» **The exercise**
Copy out the data exactly, leaving the pictures behind.

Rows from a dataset
------------------------------------------------------------------------
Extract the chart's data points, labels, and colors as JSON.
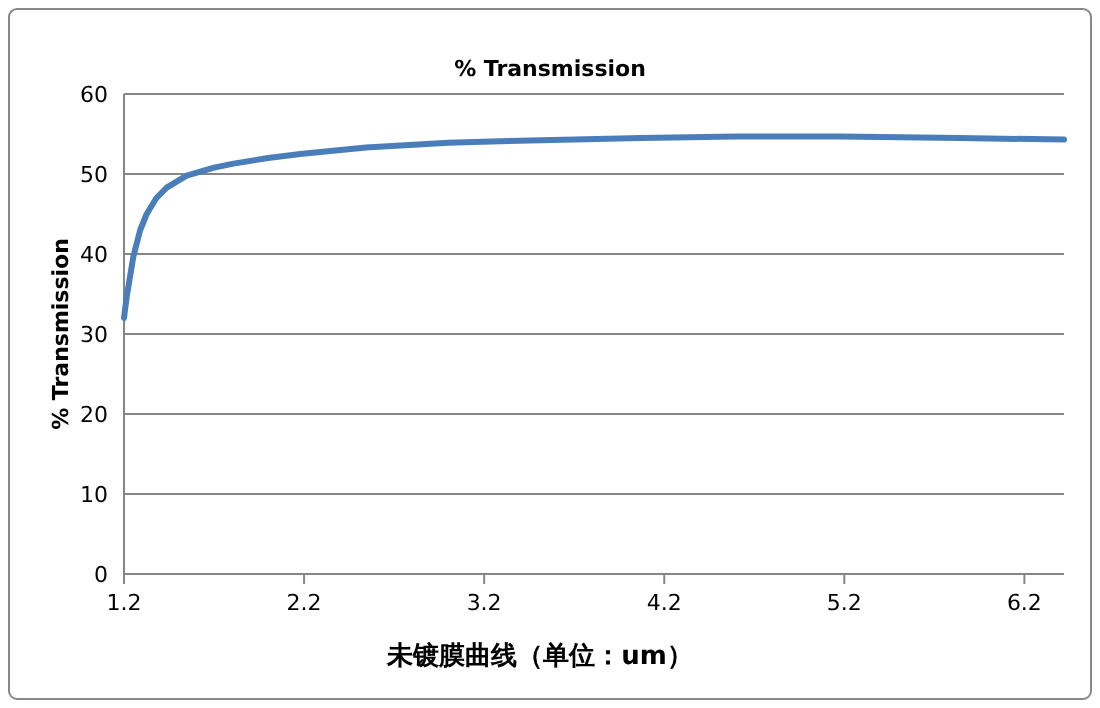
{
  "chart_data": {
    "type": "line",
    "title": "% Transmission",
    "xlabel": "未镀膜曲线（单位：um）",
    "ylabel": "% Transmission",
    "xlim": [
      1.2,
      6.42
    ],
    "xticks": [
      1.2,
      2.2,
      3.2,
      4.2,
      5.2,
      6.2
    ],
    "ylim": [
      0,
      60
    ],
    "yticks": [
      0,
      10,
      20,
      30,
      40,
      50,
      60
    ],
    "grid": "y",
    "x": [
      1.2,
      1.214,
      1.252,
      1.29,
      1.326,
      1.38,
      1.437,
      1.548,
      1.7,
      1.808,
      2.0,
      2.178,
      2.544,
      3.0,
      3.289,
      4.07,
      4.6,
      5.18,
      5.84,
      6.42
    ],
    "series": [
      {
        "color": "#4a7ebb",
        "values": [
          32,
          34.5,
          39.7,
          43,
          45,
          47,
          48.3,
          49.8,
          50.8,
          51.3,
          52,
          52.5,
          53.3,
          53.9,
          54.1,
          54.5,
          54.7,
          54.7,
          54.5,
          54.3
        ]
      }
    ]
  }
}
------------------------------------------------------------------------
» **Answer to the exercise**
Extract the chart's data points, labels, and colors as JSON.
{
  "chart_data": {
    "type": "line",
    "title": "% Transmission",
    "xlabel": "未镀膜曲线（单位：um）",
    "ylabel": "% Transmission",
    "xlim": [
      1.2,
      6.42
    ],
    "xticks": [
      1.2,
      2.2,
      3.2,
      4.2,
      5.2,
      6.2
    ],
    "ylim": [
      0,
      60
    ],
    "yticks": [
      0,
      10,
      20,
      30,
      40,
      50,
      60
    ],
    "grid": "y",
    "x": [
      1.2,
      1.214,
      1.252,
      1.29,
      1.326,
      1.38,
      1.437,
      1.548,
      1.7,
      1.808,
      2.0,
      2.178,
      2.544,
      3.0,
      3.289,
      4.07,
      4.6,
      5.18,
      5.84,
      6.42
    ],
    "series": [
      {
        "color": "#4a7ebb",
        "values": [
          32,
          34.5,
          39.7,
          43,
          45,
          47,
          48.3,
          49.8,
          50.8,
          51.3,
          52,
          52.5,
          53.3,
          53.9,
          54.1,
          54.5,
          54.7,
          54.7,
          54.5,
          54.3
        ]
      }
    ]
  }
}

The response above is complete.